▼▼▼
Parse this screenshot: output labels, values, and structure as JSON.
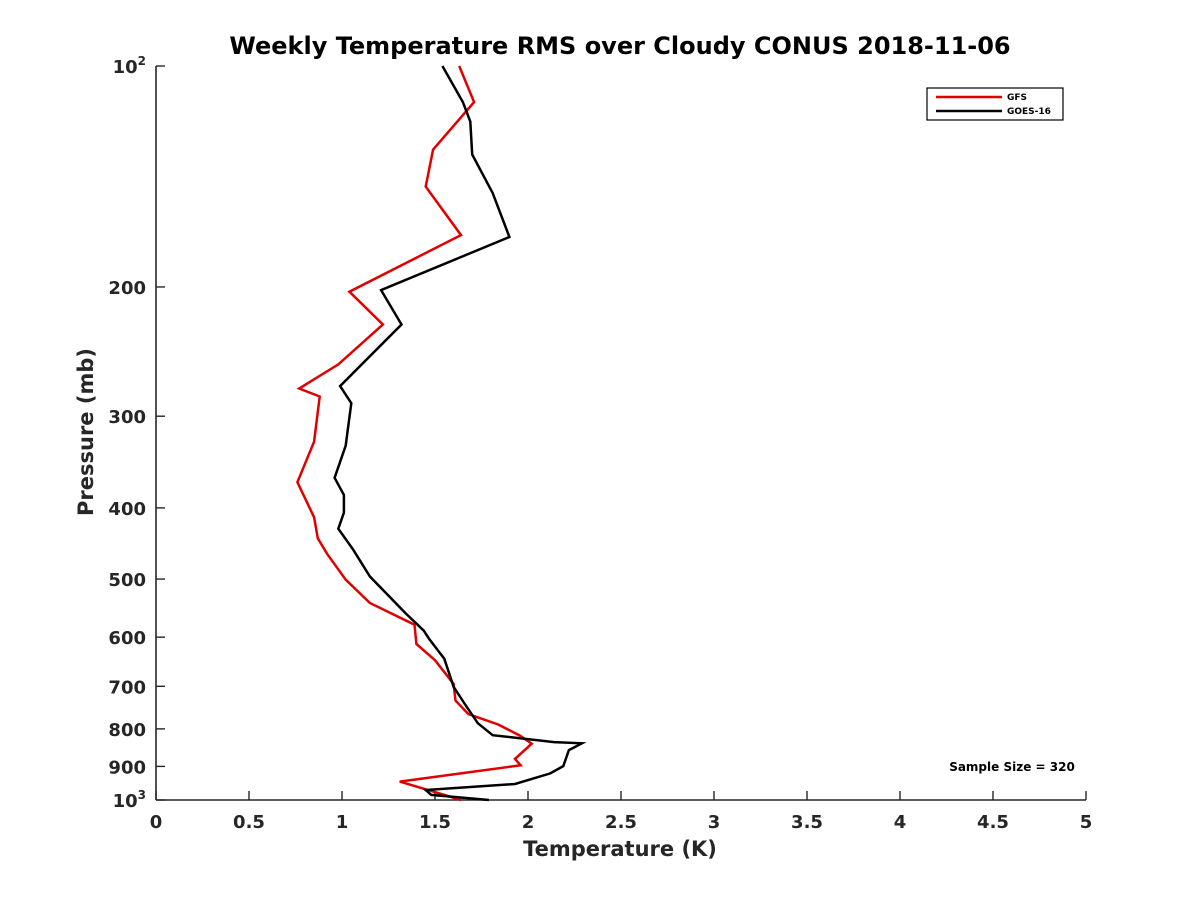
{
  "chart_data": {
    "type": "line",
    "title": "Weekly Temperature RMS over Cloudy CONUS 2018-11-06",
    "xlabel": "Temperature (K)",
    "ylabel": "Pressure (mb)",
    "xlim": [
      0,
      5
    ],
    "ylim": [
      100,
      1000
    ],
    "y_scale": "log",
    "y_reversed": true,
    "grid": false,
    "legend_position": "top-right",
    "x_ticks": [
      "0",
      "0.5",
      "1",
      "1.5",
      "2",
      "2.5",
      "3",
      "3.5",
      "4",
      "4.5",
      "5"
    ],
    "y_ticks": [
      {
        "value": 100,
        "label": "10",
        "exp": "2"
      },
      {
        "value": 200,
        "label": "200",
        "exp": ""
      },
      {
        "value": 300,
        "label": "300",
        "exp": ""
      },
      {
        "value": 400,
        "label": "400",
        "exp": ""
      },
      {
        "value": 500,
        "label": "500",
        "exp": ""
      },
      {
        "value": 600,
        "label": "600",
        "exp": ""
      },
      {
        "value": 700,
        "label": "700",
        "exp": ""
      },
      {
        "value": 800,
        "label": "800",
        "exp": ""
      },
      {
        "value": 900,
        "label": "900",
        "exp": ""
      },
      {
        "value": 1000,
        "label": "10",
        "exp": "3"
      }
    ],
    "series": [
      {
        "name": "GFS",
        "color": "#e00000",
        "x": [
          1.63,
          1.71,
          1.49,
          1.45,
          1.64,
          1.04,
          1.22,
          0.98,
          0.77,
          0.88,
          0.85,
          0.76,
          0.85,
          0.87,
          0.92,
          1.02,
          1.15,
          1.39,
          1.4,
          1.5,
          1.6,
          1.61,
          1.68,
          1.84,
          1.96,
          2.02,
          1.93,
          1.96,
          1.31,
          1.52,
          1.64
        ],
        "y": [
          100,
          112,
          130,
          146,
          170,
          203,
          225,
          255,
          275,
          282,
          325,
          369,
          412,
          440,
          462,
          501,
          539,
          577,
          613,
          645,
          695,
          732,
          764,
          789,
          818,
          838,
          879,
          897,
          944,
          979,
          1000
        ]
      },
      {
        "name": "GOES-16",
        "color": "#000000",
        "x": [
          1.54,
          1.65,
          1.69,
          1.7,
          1.81,
          1.9,
          1.21,
          1.32,
          0.99,
          1.05,
          1.02,
          0.96,
          1.01,
          1.01,
          0.98,
          1.06,
          1.15,
          1.34,
          1.44,
          1.47,
          1.55,
          1.6,
          1.66,
          1.73,
          1.81,
          2.14,
          2.29,
          2.22,
          2.19,
          2.12,
          1.93,
          1.45,
          1.48,
          1.79
        ],
        "y": [
          100,
          112,
          119,
          132,
          149,
          171,
          202,
          225,
          273,
          288,
          329,
          364,
          384,
          406,
          427,
          456,
          496,
          556,
          588,
          604,
          642,
          701,
          740,
          786,
          816,
          834,
          837,
          855,
          899,
          920,
          951,
          969,
          984,
          1000
        ]
      }
    ],
    "annotations": [
      "Sample Size = 320"
    ]
  }
}
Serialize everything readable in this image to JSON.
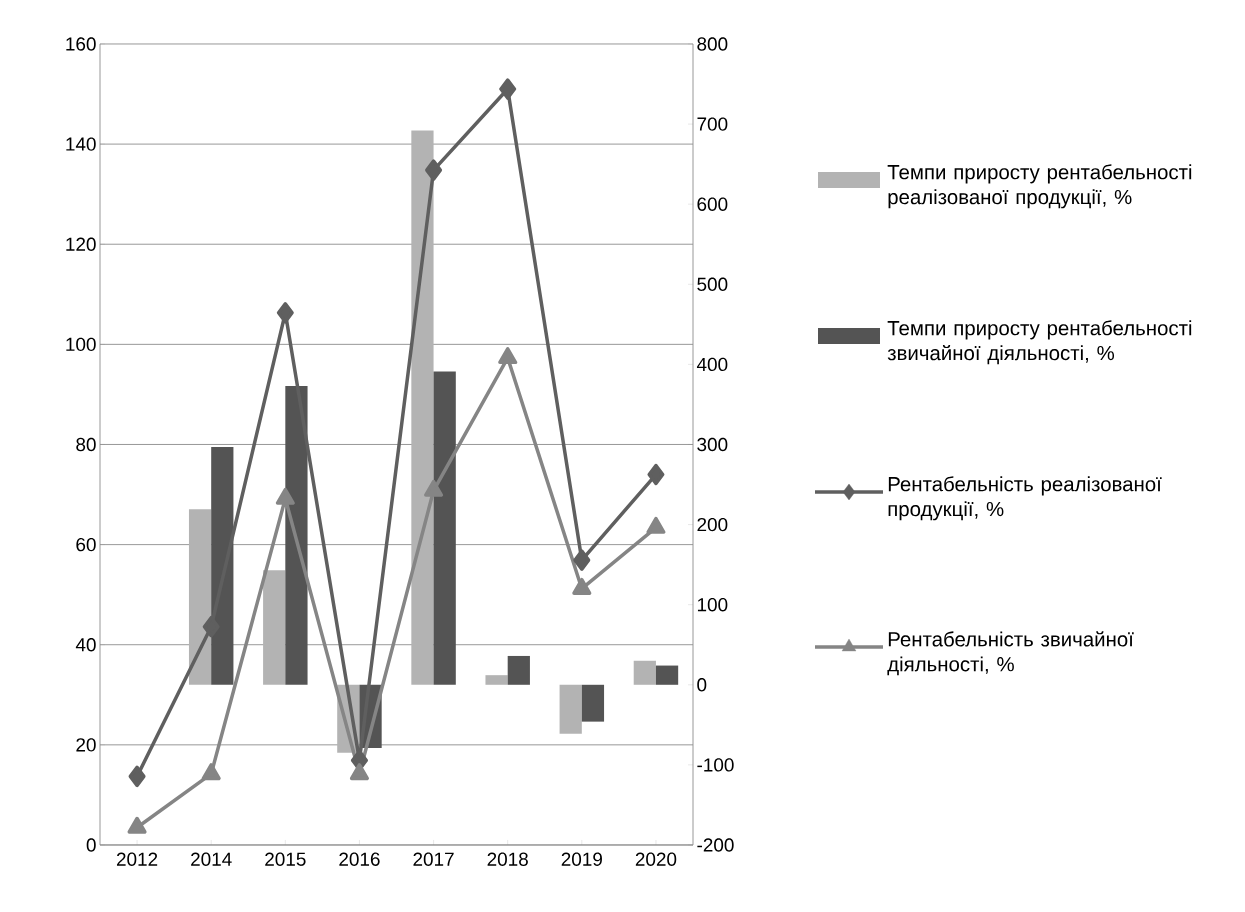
{
  "chart_data": {
    "type": "bar",
    "categories": [
      "2012",
      "2014",
      "2015",
      "2016",
      "2017",
      "2018",
      "2019",
      "2020"
    ],
    "series": [
      {
        "name": "Темпи приросту рентабельності реалізованої продукції, %",
        "axis": "y2",
        "color": "#b3b3b3",
        "values": [
          null,
          219,
          143,
          -85,
          692,
          12,
          -61,
          30
        ]
      },
      {
        "name": "Темпи приросту рентабельності звичайної діяльності, %",
        "axis": "y2",
        "color": "#545454",
        "values": [
          null,
          297,
          373,
          -79,
          391,
          36,
          -46,
          24
        ]
      },
      {
        "name": "Рентабельність реалізованої продукції, %",
        "type": "line",
        "color": "#5f5f5f",
        "marker": "diamond",
        "values": [
          13.7,
          43.6,
          106.3,
          16.9,
          134.8,
          151.0,
          56.9,
          74.0
        ]
      },
      {
        "name": "Рентабельність звичайної діяльності, %",
        "type": "line",
        "color": "#858585",
        "marker": "triangle",
        "values": [
          3.5,
          14.2,
          69.2,
          14.2,
          70.8,
          97.3,
          51.2,
          63.4
        ]
      }
    ],
    "ylim": [
      0,
      160
    ],
    "yticks": [
      0,
      20,
      40,
      60,
      80,
      100,
      120,
      140,
      160
    ],
    "y2lim": [
      -200,
      800
    ],
    "y2ticks": [
      -200,
      -100,
      0,
      100,
      200,
      300,
      400,
      500,
      600,
      700,
      800
    ],
    "grid": "y",
    "legend": "right"
  }
}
▲▲▲
## WRITTEN TASK
Report each line in the preceding entries that holds the string "Темпи".

## OUTPUT BELOW
        "name": "Темпи приросту рентабельності реалізованої продукції, %",
        "name": "Темпи приросту рентабельності звичайної діяльності, %",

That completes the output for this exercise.